§ **Problem**:
Render every entry exactly as it appears.

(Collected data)
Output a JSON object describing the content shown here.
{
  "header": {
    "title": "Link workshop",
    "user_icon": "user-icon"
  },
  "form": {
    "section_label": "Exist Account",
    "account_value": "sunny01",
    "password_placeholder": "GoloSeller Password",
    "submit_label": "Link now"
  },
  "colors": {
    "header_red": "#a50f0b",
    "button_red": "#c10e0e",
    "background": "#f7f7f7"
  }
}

§ **Solved problem**:
Output a JSON object describing the content shown here.
{
  "header": {
    "title": "Link workshop",
    "user_icon": "user-icon"
  },
  "form": {
    "section_label": "Exist Account",
    "account_value": "sunny01",
    "password_placeholder": "GoloSeller Password",
    "submit_label": "Link now"
  },
  "colors": {
    "header_red": "#a50f0b",
    "button_red": "#c10e0e",
    "background": "#f7f7f7"
  }
}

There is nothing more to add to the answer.